Data entries for graphics:
────────
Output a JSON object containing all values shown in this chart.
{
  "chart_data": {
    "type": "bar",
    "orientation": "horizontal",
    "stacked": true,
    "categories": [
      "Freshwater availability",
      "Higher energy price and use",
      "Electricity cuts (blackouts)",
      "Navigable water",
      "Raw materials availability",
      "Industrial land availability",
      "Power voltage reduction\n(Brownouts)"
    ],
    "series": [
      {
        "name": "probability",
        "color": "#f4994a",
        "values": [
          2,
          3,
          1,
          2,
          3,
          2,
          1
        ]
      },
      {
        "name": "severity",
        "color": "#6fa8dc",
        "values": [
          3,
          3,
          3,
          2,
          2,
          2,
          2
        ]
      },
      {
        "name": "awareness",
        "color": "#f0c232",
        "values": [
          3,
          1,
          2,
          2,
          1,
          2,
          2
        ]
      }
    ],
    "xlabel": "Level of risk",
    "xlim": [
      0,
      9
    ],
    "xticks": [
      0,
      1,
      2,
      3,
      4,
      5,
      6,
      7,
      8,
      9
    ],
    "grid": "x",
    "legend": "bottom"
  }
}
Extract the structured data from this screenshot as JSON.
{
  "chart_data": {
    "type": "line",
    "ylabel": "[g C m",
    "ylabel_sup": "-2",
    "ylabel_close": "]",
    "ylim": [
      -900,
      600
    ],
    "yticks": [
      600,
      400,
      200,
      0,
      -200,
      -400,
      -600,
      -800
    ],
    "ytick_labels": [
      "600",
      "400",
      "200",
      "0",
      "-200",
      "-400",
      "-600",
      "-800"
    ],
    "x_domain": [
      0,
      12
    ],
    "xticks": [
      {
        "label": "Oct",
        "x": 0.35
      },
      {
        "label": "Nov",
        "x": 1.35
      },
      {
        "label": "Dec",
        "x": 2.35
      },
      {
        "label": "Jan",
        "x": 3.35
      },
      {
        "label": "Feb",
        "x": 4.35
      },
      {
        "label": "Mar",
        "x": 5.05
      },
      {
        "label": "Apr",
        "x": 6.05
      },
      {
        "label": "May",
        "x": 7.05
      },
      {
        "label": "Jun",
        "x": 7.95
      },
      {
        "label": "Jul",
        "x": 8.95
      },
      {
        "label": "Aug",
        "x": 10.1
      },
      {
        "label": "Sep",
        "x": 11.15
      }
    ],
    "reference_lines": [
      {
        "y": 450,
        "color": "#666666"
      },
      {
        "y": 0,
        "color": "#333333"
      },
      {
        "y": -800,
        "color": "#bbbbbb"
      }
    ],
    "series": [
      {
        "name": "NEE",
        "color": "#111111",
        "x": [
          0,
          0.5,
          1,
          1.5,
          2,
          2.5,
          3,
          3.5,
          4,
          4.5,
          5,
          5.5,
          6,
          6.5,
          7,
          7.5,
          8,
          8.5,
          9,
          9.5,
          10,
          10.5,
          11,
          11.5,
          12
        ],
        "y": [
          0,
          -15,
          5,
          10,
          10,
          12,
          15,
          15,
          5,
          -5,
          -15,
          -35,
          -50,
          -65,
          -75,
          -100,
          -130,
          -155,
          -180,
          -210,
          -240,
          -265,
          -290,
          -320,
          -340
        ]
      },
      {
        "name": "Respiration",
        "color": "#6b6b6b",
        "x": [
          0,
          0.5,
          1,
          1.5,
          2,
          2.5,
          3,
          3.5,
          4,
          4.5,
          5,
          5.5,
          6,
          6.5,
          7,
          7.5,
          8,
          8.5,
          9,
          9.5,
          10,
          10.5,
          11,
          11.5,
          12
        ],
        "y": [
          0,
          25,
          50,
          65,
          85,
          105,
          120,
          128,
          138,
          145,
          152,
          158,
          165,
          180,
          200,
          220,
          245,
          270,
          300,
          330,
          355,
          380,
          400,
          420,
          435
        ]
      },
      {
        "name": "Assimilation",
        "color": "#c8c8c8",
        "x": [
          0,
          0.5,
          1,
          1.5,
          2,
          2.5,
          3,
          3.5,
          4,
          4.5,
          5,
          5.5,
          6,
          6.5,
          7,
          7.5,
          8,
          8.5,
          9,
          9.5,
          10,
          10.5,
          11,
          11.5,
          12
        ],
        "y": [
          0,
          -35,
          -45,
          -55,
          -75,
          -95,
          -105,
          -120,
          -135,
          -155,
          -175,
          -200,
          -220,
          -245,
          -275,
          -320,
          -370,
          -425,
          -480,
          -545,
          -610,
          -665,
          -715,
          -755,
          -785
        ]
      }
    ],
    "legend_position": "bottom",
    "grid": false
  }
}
────────
Exercise directions: Identify each line in the records above that contains the word "color", and copy it out in full.

Output of the exercise:
        "color": "#f4994a",
        "color": "#6fa8dc",
        "color": "#f0c232",
        "color": "#666666"
        "color": "#333333"
        "color": "#bbbbbb"
        "color": "#111111",
        "color": "#6b6b6b",
        "color": "#c8c8c8",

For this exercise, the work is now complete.